Every entry, exactly as given, must be retyped.

Document page records
"""

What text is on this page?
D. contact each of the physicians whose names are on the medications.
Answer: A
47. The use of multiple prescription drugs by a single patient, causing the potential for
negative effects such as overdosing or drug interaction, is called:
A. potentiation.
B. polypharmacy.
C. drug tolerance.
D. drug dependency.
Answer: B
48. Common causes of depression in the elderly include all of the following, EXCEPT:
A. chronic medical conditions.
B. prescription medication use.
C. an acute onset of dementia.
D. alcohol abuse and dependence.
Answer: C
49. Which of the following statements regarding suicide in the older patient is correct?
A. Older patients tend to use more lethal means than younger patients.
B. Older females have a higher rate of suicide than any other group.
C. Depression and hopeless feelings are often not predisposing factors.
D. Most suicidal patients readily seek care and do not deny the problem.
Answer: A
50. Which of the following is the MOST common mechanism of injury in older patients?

"""

* Task result *
What text is on this page?
D. contact each of the physicians whose names are on the medications.
Answer: A
47. The use of multiple prescription drugs by a single patient, causing the potential for
negative effects such as overdosing or drug interaction, is called:
A. potentiation.
B. polypharmacy.
C. drug tolerance.
D. drug dependency.
Answer: B
48. Common causes of depression in the elderly include all of the following, EXCEPT:
A. chronic medical conditions.
B. prescription medication use.
C. an acute onset of dementia.
D. alcohol abuse and dependence.
Answer: C
49. Which of the following statements regarding suicide in the older patient is correct?
A. Older patients tend to use more lethal means than younger patients.
B. Older females have a higher rate of suicide than any other group.
C. Depression and hopeless feelings are often not predisposing factors.
D. Most suicidal patients readily seek care and do not deny the problem.
Answer: A
50. Which of the following is the MOST common mechanism of injury in older patients?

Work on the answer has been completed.